======== Listing ========
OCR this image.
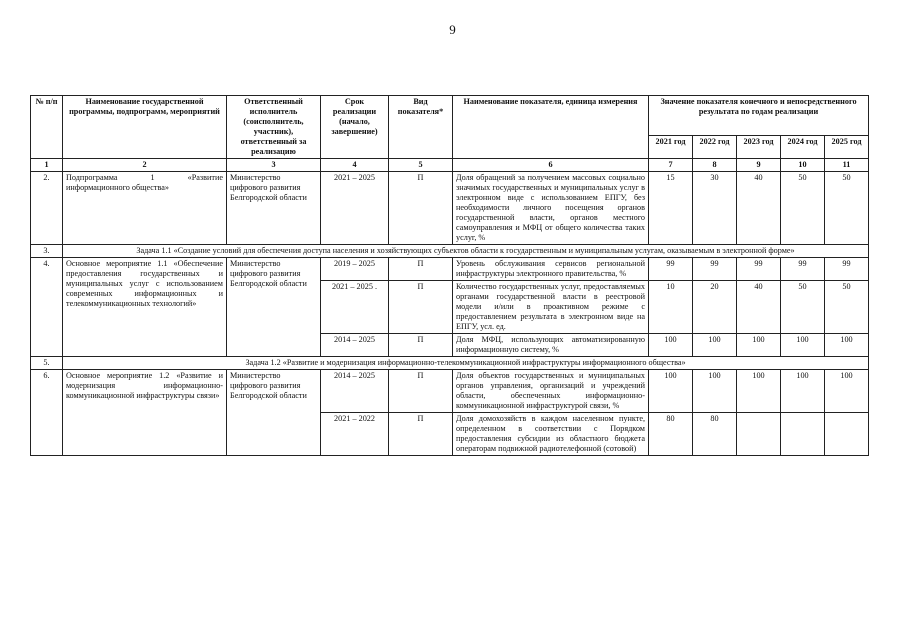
9
№ п/п	Наименование государственной программы, подпрограмм, мероприятий	Ответственный исполнитель (соисполнитель, участник), ответственный за реализацию	Срок реализации (начало, завершение)	Вид показателя*	Наименование показателя, единица измерения	Значение показателя конечного и непосредственного результата по годам реализации				
						2021 год	2022 год	2023 год	2024 год	2025 год
1	2	3	4	5	6	7	8	9	10	11
2.	Подпрограмма 1 «Развитие информационного общества»	Министерство цифрового развития Белгородской области	2021 – 2025	П	Доля обращений за получением массовых социально значимых государственных и муниципальных услуг в электронном виде с использованием ЕПГУ, без необходимости личного посещения органов государственной власти, органов местного самоуправления и МФЦ от общего количества таких услуг, %	15	30	40	50	50
3.	Задача 1.1 «Создание условий для обеспечения доступа населения и хозяйствующих субъектов области к государственным и муниципальным услугам, оказываемым в электронной форме»									
4.	Основное мероприятие 1.1 «Обеспечение предоставления государственных и муниципальных услуг с использованием современных информационных и телекоммуникационных технологий»	Министерство цифрового развития Белгородской области	2019 – 2025	П	Уровень обслуживания сервисов региональной инфраструктуры электронного правительства, %	99	99	99	99	99
			2021 – 2025 .	П	Количество государственных услуг, предоставляемых органами государственной власти в реестровой модели и/или в проактивном режиме с предоставлением результата в электронном виде на ЕПГУ, усл. ед.	10	20	40	50	50
			2014 – 2025	П	Доля МФЦ, использующих автоматизированную информационную систему, %	100	100	100	100	100
5.	Задача 1.2 «Развитие и модернизация информационно-телекоммуникационной инфраструктуры информационного общества»									
6.	Основное мероприятие 1.2 «Развитие и модернизация информационно-коммуникационной инфраструктуры связи»	Министерство цифрового развития Белгородской области	2014 – 2025	П	Доля объектов государственных и муниципальных органов управления, организаций и учреждений области, обеспеченных информационно-коммуникационной инфраструктурой связи, %	100	100	100	100	100
			2021 – 2022	П	Доля домохозяйств в каждом населенном пункте, определенном в соответствии с Порядком предоставления субсидии из областного бюджета операторам подвижной радиотелефонной (сотовой)	80	80			
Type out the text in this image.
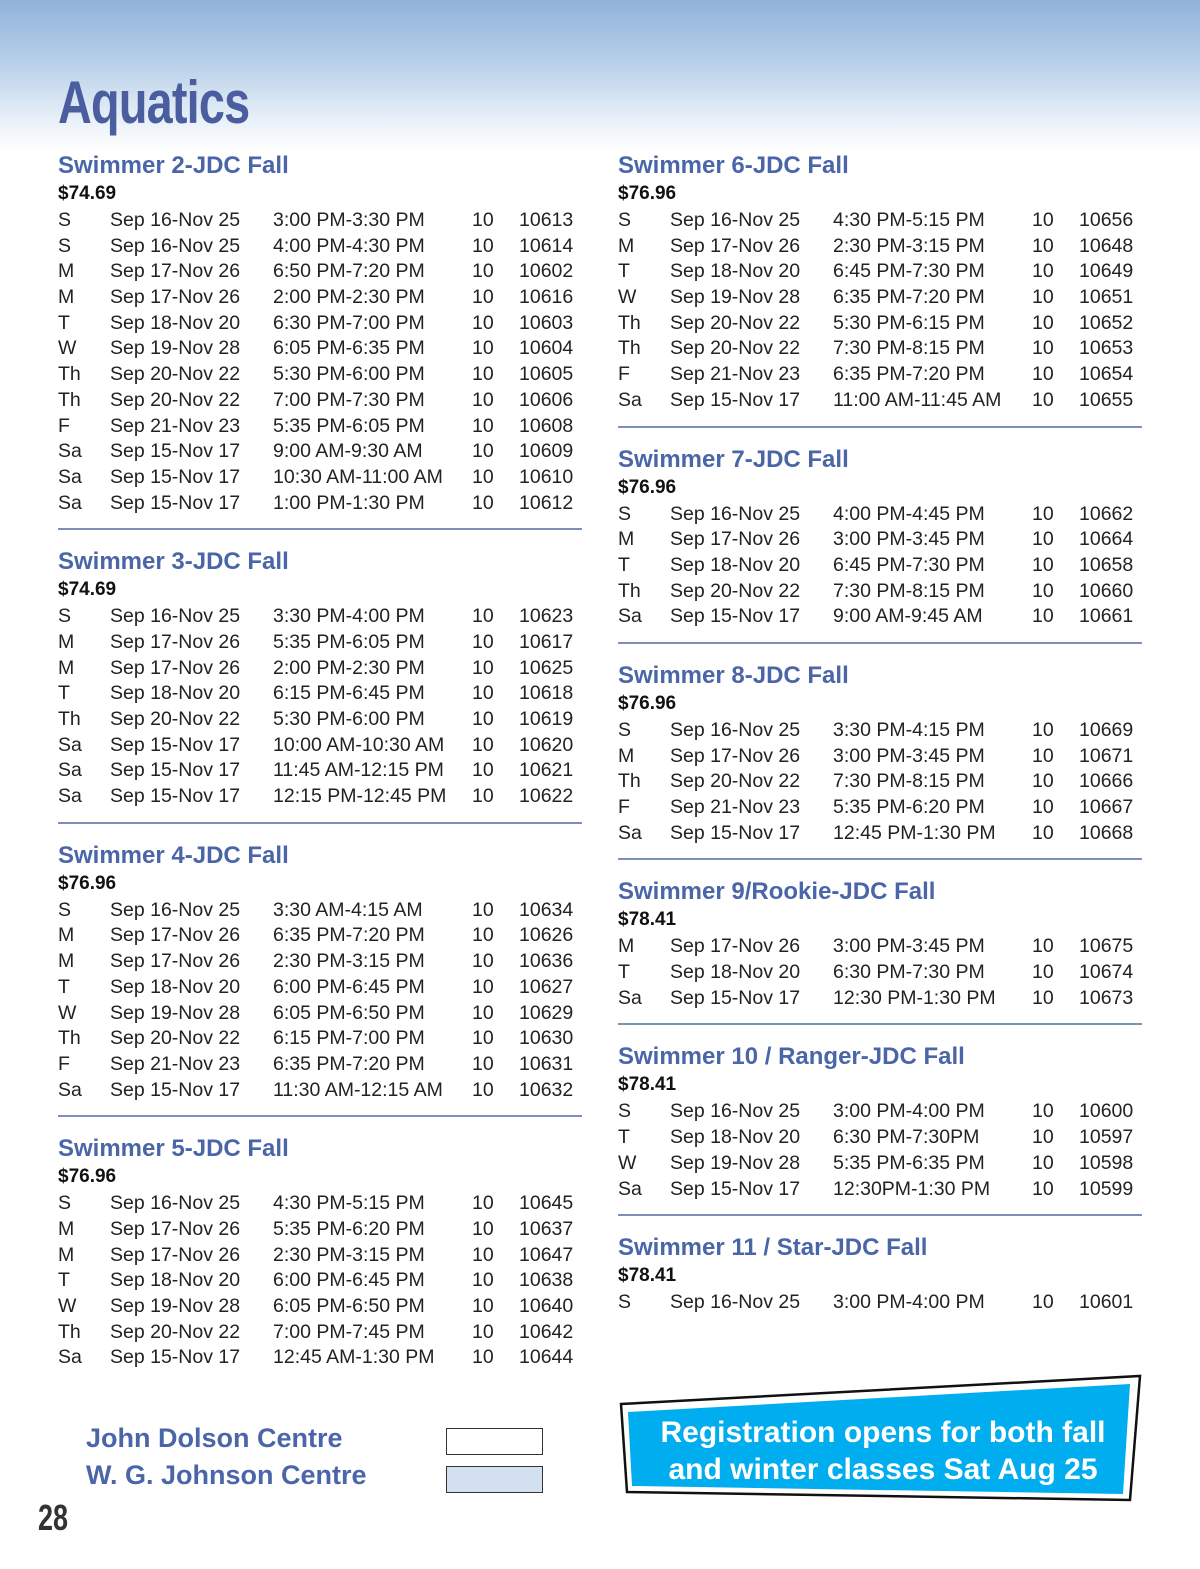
Aquatics
Swimmer 2-JDC Fall
$74.69
S Sep 16-Nov 25 3:00 PM-3:30 PM 10 10613
S Sep 16-Nov 25 4:00 PM-4:30 PM 10 10614
M Sep 17-Nov 26 6:50 PM-7:20 PM 10 10602
M Sep 17-Nov 26 2:00 PM-2:30 PM 10 10616
T Sep 18-Nov 20 6:30 PM-7:00 PM 10 10603
W Sep 19-Nov 28 6:05 PM-6:35 PM 10 10604
Th Sep 20-Nov 22 5:30 PM-6:00 PM 10 10605
Th Sep 20-Nov 22 7:00 PM-7:30 PM 10 10606
F Sep 21-Nov 23 5:35 PM-6:05 PM 10 10608
Sa Sep 15-Nov 17 9:00 AM-9:30 AM	10 10609
Sa Sep 15-Nov 17 10:30 AM-11:00 AM 10 10610
Sa Sep 15-Nov 17 1:00 PM-1:30 PM 10 10612
Swimmer 3-JDC Fall
$74.69
S Sep 16-Nov 25 3:30 PM-4:00 PM 10 10623
M Sep 17-Nov 26 5:35 PM-6:05 PM 10 10617
M Sep 17-Nov 26 2:00 PM-2:30 PM 10 10625
T Sep 18-Nov 20 6:15 PM-6:45 PM 10 10618
Th Sep 20-Nov 22 5:30 PM-6:00 PM 10 10619
Sa Sep 15-Nov 17 10:00 AM-10:30 AM 10 10620
Sa Sep 15-Nov 17 11:45 AM-12:15 PM 10 10621
Sa Sep 15-Nov 17 12:15 PM-12:45 PM 10 10622
Swimmer 4-JDC Fall
$76.96
S Sep 16-Nov 25 3:30 AM-4:15 AM	10 10634
M Sep 17-Nov 26 6:35 PM-7:20 PM 10 10626
M Sep 17-Nov 26 2:30 PM-3:15 PM 10 10636
T Sep 18-Nov 20 6:00 PM-6:45 PM 10 10627
W Sep 19-Nov 28 6:05 PM-6:50 PM 10 10629
Th Sep 20-Nov 22 6:15 PM-7:00 PM 10 10630
F Sep 21-Nov 23 6:35 PM-7:20 PM 10 10631
Sa Sep 15-Nov 17 11:30 AM-12:15 AM 10 10632
Swimmer 5-JDC Fall
$76.96
S Sep 16-Nov 25 4:30 PM-5:15 PM 10 10645
M Sep 17-Nov 26 5:35 PM-6:20 PM 10 10637
M Sep 17-Nov 26 2:30 PM-3:15 PM 10 10647
T Sep 18-Nov 20 6:00 PM-6:45 PM 10 10638
W Sep 19-Nov 28 6:05 PM-6:50 PM 10 10640
Th Sep 20-Nov 22 7:00 PM-7:45 PM 10 10642
Sa Sep 15-Nov 17 12:45 AM-1:30 PM 10 10644
Swimmer 6-JDC Fall
$76.96
S Sep 16-Nov 25 4:30 PM-5:15 PM 10 10656
M Sep 17-Nov 26 2:30 PM-3:15 PM 10 10648
T Sep 18-Nov 20 6:45 PM-7:30 PM 10 10649
W Sep 19-Nov 28 6:35 PM-7:20 PM 10 10651
Th Sep 20-Nov 22 5:30 PM-6:15 PM 10 10652
Th Sep 20-Nov 22 7:30 PM-8:15 PM 10 10653
F Sep 21-Nov 23 6:35 PM-7:20 PM 10 10654
Sa Sep 15-Nov 17 11:00 AM-11:45 AM 10 10655
Swimmer 7-JDC Fall
$76.96
S Sep 16-Nov 25 4:00 PM-4:45 PM 10 10662
M Sep 17-Nov 26 3:00 PM-3:45 PM 10 10664
T Sep 18-Nov 20 6:45 PM-7:30 PM 10 10658
Th Sep 20-Nov 22 7:30 PM-8:15 PM 10 10660
Sa Sep 15-Nov 17 9:00 AM-9:45 AM	10 10661
Swimmer 8-JDC Fall
$76.96
S Sep 16-Nov 25 3:30 PM-4:15 PM 10 10669
M Sep 17-Nov 26 3:00 PM-3:45 PM 10 10671
Th Sep 20-Nov 22 7:30 PM-8:15 PM 10 10666
F Sep 21-Nov 23 5:35 PM-6:20 PM 10 10667
Sa Sep 15-Nov 17 12:45 PM-1:30 PM 10 10668
Swimmer 9/Rookie-JDC Fall
$78.41
M Sep 17-Nov 26 3:00 PM-3:45 PM 10 10675
T Sep 18-Nov 20 6:30 PM-7:30 PM 10 10674
Sa Sep 15-Nov 17 12:30 PM-1:30 PM 10 10673
Swimmer 10 / Ranger-JDC Fall
$78.41
S Sep 16-Nov 25 3:00 PM-4:00 PM 10 10600
T Sep 18-Nov 20 6:30 PM-7:30PM	10 10597
W Sep 19-Nov 28 5:35 PM-6:35 PM 10 10598
Sa Sep 15-Nov 17 12:30PM-1:30 PM 10 10599
Swimmer 11 / Star-JDC Fall
$78.41
S Sep 16-Nov 25 3:00 PM-4:00 PM 10 10601
John Dolson Centre
W. G. Johnson Centre
Registration opens for both fall
and winter classes Sat Aug 25
28
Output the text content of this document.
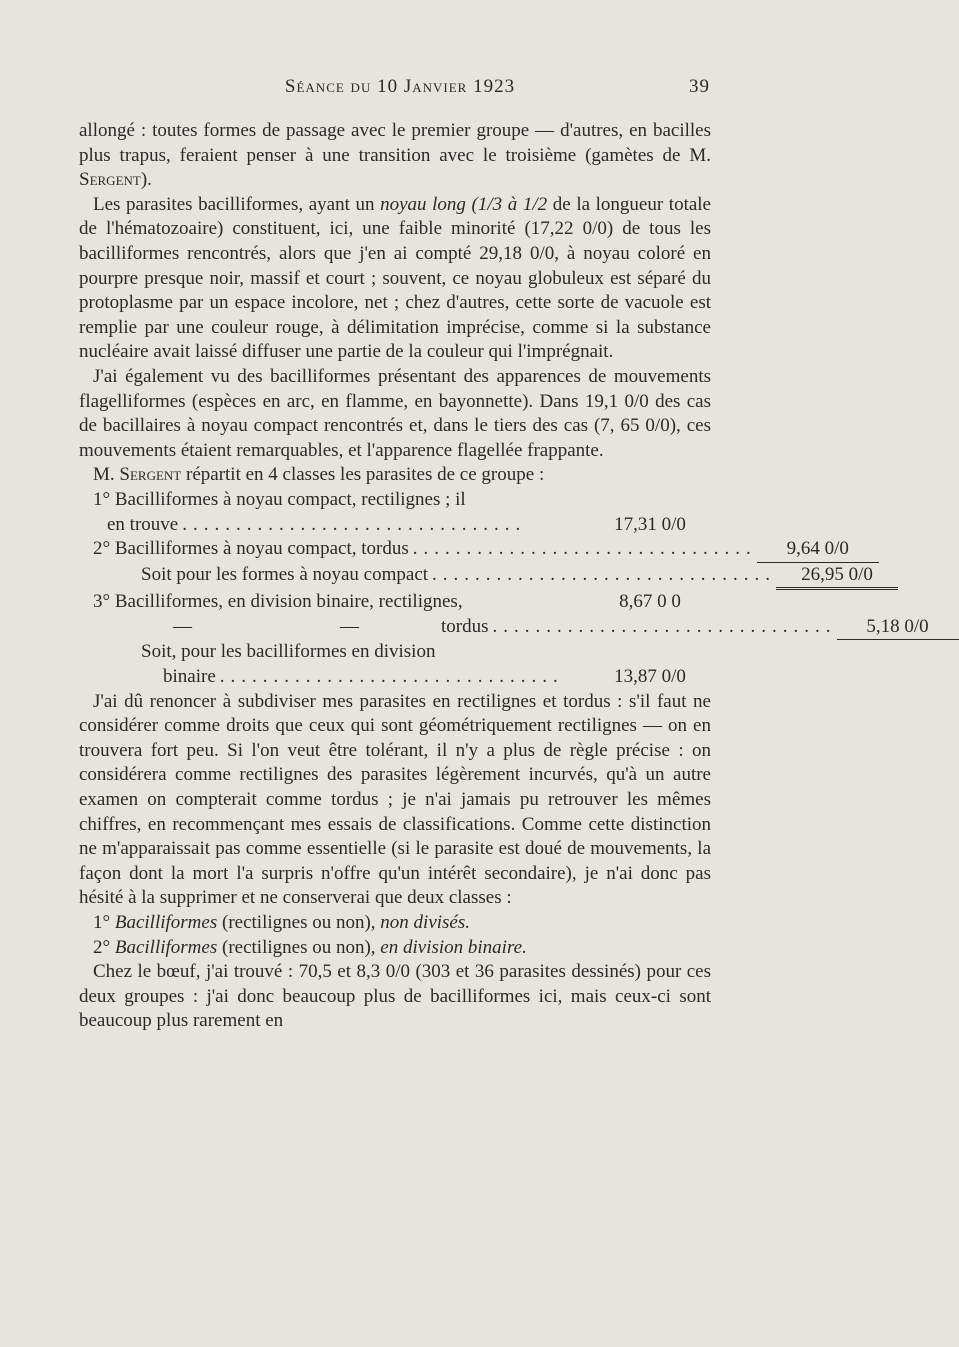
Séance du 10 Janvier 1923	39

allongé : toutes formes de passage avec le premier groupe — d'autres, en bacilles plus trapus, feraient penser à une transition avec le troisième (gamètes de M. Sergent).

Les parasites bacilliformes, ayant un noyau long (1/3 à 1/2 de la longueur totale de l'hématozoaire) constituent, ici, une faible minorité (17,22 0/0) de tous les bacilliformes rencontrés, alors que j'en ai compté 29,18 0/0, à noyau coloré en pourpre presque noir, massif et court ; souvent, ce noyau globuleux est séparé du protoplasme par un espace incolore, net ; chez d'autres, cette sorte de vacuole est remplie par une couleur rouge, à délimitation imprécise, comme si la substance nucléaire avait laissé diffuser une partie de la couleur qui l'imprégnait.

J'ai également vu des bacilliformes présentant des apparences de mouvements flagelliformes (espèces en arc, en flamme, en bayonnette). Dans 19,1 0/0 des cas de bacillaires à noyau compact rencontrés et, dans le tiers des cas (7, 65 0/0), ces mouvements étaient remarquables, et l'apparence flagellée frappante.

M. Sergent répartit en 4 classes les parasites de ce groupe :

1° Bacilliformes à noyau compact, rectilignes ; il
en trouve ................................	17,31 0/0
2° Bacilliformes à noyau compact, tordus ................................	9,64 0/0
Soit pour les formes à noyau compact ................................	26,95 0/0
3° Bacilliformes, en division binaire, rectilignes,	8,67 0 0
—	—	tordus ................................	5,18 0/0
Soit, pour les bacilliformes en division
binaire ................................	13,87 0/0

J'ai dû renoncer à subdiviser mes parasites en rectilignes et tordus : s'il faut ne considérer comme droits que ceux qui sont géométriquement rectilignes — on en trouvera fort peu. Si l'on veut être tolérant, il n'y a plus de règle précise : on considérera comme rectilignes des parasites légèrement incurvés, qu'à un autre examen on compterait comme tordus ; je n'ai jamais pu retrouver les mêmes chiffres, en recommençant mes essais de classifications. Comme cette distinction ne m'apparaissait pas comme essentielle (si le parasite est doué de mouvements, la façon dont la mort l'a surpris n'offre qu'un intérêt secondaire), je n'ai donc pas hésité à la supprimer et ne conserverai que deux classes :

1° Bacilliformes (rectilignes ou non), non divisés.

2° Bacilliformes (rectilignes ou non), en division binaire.

Chez le bœuf, j'ai trouvé : 70,5 et 8,3 0/0 (303 et 36 parasites dessinés) pour ces deux groupes : j'ai donc beaucoup plus de bacilliformes ici, mais ceux-ci sont beaucoup plus rarement en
========
- [Instruction] Gather all lines with the string "this" from the data.

- [Reply]
OCR this image.
Type out the text in this image.
Output the text content of this document.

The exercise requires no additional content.